| TASK DETAILS |
Within the records that follow, find every line containing the string "marker". Copy those lines.

[Items listed in a dataset]
____

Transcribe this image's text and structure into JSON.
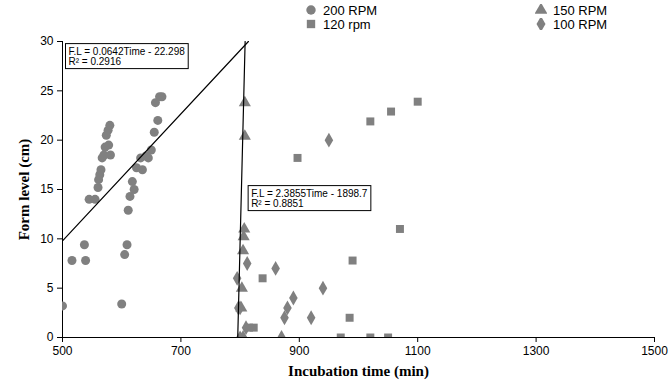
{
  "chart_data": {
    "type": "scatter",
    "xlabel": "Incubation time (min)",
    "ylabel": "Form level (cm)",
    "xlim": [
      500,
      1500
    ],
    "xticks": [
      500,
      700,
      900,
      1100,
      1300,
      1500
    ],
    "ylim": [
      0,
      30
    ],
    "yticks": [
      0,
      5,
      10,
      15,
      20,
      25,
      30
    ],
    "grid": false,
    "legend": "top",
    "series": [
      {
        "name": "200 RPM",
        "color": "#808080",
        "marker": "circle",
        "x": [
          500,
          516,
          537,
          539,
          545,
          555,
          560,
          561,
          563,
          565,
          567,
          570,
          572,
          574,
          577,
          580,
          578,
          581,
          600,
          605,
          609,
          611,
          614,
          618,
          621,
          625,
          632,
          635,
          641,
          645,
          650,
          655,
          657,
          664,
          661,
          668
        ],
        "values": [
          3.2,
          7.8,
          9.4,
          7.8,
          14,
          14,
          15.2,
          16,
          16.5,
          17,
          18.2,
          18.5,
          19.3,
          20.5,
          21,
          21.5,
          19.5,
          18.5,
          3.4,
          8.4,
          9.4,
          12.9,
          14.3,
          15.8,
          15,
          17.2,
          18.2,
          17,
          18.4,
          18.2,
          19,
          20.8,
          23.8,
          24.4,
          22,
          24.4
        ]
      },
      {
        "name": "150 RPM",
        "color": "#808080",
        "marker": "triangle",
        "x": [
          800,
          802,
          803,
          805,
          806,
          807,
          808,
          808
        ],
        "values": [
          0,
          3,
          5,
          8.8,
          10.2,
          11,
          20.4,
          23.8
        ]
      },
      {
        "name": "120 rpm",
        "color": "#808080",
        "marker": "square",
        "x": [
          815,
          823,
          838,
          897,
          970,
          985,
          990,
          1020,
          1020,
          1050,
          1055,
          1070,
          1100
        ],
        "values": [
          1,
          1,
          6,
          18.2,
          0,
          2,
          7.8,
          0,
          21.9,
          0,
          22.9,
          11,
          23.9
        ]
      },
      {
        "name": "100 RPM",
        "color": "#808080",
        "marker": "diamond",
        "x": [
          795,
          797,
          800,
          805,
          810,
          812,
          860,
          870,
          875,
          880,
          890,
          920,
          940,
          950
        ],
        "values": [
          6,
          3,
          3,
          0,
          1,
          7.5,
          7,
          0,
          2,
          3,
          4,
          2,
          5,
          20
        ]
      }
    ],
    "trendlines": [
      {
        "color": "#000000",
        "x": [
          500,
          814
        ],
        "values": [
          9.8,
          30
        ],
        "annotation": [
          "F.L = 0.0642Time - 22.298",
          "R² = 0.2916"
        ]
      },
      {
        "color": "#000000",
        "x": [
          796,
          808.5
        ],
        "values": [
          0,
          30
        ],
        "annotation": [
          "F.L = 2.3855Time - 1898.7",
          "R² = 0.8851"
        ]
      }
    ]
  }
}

____

| PROBLEM SOLUTION |
        "marker": "circle",
        "marker": "triangle",
        "marker": "square",
        "marker": "diamond",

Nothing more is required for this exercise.